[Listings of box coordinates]
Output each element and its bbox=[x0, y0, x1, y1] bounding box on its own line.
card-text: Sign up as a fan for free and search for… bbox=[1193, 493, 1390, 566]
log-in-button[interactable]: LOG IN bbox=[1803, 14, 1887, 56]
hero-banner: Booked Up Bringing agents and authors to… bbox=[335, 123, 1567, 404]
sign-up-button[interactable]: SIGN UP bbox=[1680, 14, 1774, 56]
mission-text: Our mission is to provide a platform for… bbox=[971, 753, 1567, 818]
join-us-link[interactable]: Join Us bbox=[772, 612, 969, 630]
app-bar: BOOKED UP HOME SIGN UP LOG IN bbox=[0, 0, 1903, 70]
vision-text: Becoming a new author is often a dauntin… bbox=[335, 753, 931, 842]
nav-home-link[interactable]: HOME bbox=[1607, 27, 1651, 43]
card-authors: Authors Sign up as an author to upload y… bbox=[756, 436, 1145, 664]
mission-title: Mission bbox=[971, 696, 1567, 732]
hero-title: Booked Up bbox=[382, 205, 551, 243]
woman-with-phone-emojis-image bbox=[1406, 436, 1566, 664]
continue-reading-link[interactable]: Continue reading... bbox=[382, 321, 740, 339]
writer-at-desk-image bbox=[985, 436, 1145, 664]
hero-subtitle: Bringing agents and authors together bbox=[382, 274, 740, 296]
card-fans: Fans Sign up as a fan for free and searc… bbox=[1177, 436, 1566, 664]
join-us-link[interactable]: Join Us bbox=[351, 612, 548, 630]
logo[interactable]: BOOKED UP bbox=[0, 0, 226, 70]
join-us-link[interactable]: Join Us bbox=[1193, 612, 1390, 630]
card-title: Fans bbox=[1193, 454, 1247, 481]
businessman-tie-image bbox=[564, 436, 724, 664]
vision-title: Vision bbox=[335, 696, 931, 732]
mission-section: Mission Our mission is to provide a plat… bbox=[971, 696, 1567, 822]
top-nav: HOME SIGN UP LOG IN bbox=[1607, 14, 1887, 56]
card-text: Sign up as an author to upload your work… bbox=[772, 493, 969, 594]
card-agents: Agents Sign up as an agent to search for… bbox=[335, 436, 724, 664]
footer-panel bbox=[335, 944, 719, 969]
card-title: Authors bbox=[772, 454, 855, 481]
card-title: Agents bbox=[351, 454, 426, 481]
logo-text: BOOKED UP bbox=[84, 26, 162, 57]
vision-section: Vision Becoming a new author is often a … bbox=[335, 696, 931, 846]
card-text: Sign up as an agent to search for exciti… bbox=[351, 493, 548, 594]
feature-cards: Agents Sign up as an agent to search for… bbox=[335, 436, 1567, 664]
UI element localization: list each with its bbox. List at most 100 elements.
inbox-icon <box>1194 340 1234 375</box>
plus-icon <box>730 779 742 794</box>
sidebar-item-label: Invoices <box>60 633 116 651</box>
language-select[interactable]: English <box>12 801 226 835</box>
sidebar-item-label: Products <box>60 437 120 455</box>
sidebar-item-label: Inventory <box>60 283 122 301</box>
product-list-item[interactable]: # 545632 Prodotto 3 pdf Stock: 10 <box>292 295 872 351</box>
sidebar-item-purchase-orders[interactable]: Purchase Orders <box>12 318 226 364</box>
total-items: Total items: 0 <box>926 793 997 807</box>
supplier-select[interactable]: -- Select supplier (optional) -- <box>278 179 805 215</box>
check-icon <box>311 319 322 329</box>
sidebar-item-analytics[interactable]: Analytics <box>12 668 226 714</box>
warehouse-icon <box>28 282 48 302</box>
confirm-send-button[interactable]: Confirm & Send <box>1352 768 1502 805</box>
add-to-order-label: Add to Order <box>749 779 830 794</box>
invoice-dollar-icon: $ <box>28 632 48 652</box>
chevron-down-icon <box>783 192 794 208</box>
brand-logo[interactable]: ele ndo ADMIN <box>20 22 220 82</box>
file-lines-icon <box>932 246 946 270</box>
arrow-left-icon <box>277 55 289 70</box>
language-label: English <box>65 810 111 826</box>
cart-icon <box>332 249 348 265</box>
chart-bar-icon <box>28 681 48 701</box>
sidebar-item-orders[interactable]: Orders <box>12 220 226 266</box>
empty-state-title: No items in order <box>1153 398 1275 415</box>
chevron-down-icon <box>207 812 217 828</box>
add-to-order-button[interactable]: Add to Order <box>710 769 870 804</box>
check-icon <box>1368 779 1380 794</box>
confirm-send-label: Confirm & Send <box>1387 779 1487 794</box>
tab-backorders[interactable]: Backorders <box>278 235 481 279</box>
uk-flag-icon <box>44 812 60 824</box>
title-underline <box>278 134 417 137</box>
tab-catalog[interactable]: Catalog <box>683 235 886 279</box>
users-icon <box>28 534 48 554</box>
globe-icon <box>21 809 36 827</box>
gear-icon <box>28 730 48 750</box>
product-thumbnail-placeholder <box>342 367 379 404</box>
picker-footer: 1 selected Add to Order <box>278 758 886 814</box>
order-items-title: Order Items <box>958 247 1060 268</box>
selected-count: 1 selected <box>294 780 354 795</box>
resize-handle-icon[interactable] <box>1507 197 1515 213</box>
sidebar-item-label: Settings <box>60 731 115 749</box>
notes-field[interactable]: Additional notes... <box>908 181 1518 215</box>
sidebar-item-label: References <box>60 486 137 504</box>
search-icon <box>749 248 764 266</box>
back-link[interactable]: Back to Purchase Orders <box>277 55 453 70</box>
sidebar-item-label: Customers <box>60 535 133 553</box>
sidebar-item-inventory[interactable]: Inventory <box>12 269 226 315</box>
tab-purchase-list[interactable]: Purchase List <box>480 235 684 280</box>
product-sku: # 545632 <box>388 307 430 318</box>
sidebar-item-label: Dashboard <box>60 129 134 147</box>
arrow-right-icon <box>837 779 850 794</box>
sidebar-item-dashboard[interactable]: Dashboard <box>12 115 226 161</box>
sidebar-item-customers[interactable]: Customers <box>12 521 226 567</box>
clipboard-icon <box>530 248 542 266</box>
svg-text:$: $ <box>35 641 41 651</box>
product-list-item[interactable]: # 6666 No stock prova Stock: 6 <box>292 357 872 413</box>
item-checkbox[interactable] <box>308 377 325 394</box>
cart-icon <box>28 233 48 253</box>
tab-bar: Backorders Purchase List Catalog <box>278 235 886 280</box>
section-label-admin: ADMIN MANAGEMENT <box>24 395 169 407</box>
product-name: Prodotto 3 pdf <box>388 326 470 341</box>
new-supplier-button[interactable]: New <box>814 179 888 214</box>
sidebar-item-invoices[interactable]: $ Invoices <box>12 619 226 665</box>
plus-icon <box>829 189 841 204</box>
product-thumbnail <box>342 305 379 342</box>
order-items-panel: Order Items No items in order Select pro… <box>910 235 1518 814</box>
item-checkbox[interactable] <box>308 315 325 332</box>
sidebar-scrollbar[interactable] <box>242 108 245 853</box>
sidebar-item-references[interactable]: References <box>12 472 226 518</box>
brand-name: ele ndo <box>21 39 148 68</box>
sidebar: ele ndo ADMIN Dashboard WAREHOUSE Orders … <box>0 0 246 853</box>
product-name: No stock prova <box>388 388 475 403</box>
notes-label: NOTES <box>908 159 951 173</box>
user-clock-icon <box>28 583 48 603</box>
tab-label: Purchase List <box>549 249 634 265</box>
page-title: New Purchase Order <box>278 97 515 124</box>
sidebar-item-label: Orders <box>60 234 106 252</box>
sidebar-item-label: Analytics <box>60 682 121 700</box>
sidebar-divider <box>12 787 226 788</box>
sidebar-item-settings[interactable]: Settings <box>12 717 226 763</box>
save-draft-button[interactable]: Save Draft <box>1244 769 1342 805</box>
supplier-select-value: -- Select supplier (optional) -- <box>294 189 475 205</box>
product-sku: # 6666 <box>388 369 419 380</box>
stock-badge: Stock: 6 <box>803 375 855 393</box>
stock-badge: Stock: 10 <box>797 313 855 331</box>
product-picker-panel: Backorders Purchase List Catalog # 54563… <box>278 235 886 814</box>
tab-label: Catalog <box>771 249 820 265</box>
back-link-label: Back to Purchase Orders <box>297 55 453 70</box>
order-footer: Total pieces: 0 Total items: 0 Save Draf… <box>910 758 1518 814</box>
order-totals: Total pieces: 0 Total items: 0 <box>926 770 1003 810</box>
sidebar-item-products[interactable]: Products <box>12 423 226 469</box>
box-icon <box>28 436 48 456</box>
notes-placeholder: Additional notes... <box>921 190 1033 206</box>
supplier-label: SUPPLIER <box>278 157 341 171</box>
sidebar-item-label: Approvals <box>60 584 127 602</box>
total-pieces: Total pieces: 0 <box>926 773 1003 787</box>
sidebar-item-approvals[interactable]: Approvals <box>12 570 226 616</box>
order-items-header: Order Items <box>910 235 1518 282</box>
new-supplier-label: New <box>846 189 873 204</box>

> _What is being asked_
Reproduce the records verbatim from their first line through the line containing "hero-banner: Booked Up", including both of those lines.

> _Task result_
Output each element and its bbox=[x0, y0, x1, y1] bounding box on its own line.
card-text: Sign up as a fan for free and search for… bbox=[1193, 493, 1390, 566]
log-in-button[interactable]: LOG IN bbox=[1803, 14, 1887, 56]
hero-banner: Booked Up Bringing agents and authors to… bbox=[335, 123, 1567, 404]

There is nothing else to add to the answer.